[TASK INPUT start]
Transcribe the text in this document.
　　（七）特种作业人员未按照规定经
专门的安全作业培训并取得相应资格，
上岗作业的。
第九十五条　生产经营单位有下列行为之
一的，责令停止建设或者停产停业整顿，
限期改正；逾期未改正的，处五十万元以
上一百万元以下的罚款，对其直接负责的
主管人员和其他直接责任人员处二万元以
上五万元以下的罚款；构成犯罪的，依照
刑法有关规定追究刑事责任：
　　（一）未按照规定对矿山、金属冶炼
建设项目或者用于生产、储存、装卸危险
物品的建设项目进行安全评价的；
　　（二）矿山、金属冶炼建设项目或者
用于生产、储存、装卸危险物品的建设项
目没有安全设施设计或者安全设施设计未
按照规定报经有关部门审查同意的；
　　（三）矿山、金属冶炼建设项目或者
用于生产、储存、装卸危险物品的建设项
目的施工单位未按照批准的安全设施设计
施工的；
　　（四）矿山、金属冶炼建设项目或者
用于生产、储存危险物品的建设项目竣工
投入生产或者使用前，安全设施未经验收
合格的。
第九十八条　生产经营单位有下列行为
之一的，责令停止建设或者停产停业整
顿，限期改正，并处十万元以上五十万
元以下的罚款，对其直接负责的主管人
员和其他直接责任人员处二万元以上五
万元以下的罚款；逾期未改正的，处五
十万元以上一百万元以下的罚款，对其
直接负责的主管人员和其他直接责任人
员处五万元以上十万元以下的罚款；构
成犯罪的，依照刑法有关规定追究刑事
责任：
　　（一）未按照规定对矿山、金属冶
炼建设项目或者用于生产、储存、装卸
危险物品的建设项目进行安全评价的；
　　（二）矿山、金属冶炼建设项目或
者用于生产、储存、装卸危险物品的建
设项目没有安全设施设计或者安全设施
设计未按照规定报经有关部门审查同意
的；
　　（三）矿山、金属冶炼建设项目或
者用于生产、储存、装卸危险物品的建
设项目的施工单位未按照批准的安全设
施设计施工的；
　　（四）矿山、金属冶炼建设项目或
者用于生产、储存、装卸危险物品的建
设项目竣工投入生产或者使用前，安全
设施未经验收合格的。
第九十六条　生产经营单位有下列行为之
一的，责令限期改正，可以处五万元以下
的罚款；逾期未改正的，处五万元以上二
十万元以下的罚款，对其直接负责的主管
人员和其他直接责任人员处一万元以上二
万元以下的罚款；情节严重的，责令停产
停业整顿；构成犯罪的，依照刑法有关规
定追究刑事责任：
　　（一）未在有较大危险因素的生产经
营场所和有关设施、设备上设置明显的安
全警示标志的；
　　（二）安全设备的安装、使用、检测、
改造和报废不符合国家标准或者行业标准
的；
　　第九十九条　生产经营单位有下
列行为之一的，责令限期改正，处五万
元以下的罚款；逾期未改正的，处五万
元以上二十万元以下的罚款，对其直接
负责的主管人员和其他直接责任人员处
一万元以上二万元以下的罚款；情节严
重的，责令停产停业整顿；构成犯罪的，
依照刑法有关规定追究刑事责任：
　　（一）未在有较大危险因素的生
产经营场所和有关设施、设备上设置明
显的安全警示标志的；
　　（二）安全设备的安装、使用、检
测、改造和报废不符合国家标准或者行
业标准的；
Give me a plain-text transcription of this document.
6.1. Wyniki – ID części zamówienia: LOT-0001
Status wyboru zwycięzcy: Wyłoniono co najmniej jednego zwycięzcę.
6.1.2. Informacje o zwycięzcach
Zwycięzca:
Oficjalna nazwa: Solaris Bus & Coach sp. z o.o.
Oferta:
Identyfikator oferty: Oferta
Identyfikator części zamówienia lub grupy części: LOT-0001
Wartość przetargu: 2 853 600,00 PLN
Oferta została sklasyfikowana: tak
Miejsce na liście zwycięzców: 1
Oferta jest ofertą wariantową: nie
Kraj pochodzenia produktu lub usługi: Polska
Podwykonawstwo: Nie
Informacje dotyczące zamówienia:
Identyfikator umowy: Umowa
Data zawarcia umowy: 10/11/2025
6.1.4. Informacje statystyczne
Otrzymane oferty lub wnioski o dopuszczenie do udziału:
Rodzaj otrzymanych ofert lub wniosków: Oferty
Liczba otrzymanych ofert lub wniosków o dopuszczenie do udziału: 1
[TASK INPUT end]
■ **SET PROBLEM**
The lines to reproduce run from the line containing "Give me a plain-text" to the end of the listing; write them out exactly and add nothing.

■ **OUTPUT**
Give me a plain-text transcription of this document.
6.1. Wyniki – ID części zamówienia: LOT-0001
Status wyboru zwycięzcy: Wyłoniono co najmniej jednego zwycięzcę.
6.1.2. Informacje o zwycięzcach
Zwycięzca:
Oficjalna nazwa: Solaris Bus & Coach sp. z o.o.
Oferta:
Identyfikator oferty: Oferta
Identyfikator części zamówienia lub grupy części: LOT-0001
Wartość przetargu: 2 853 600,00 PLN
Oferta została sklasyfikowana: tak
Miejsce na liście zwycięzców: 1
Oferta jest ofertą wariantową: nie
Kraj pochodzenia produktu lub usługi: Polska
Podwykonawstwo: Nie
Informacje dotyczące zamówienia:
Identyfikator umowy: Umowa
Data zawarcia umowy: 10/11/2025
6.1.4. Informacje statystyczne
Otrzymane oferty lub wnioski o dopuszczenie do udziału:
Rodzaj otrzymanych ofert lub wniosków: Oferty
Liczba otrzymanych ofert lub wniosków o dopuszczenie do udziału: 1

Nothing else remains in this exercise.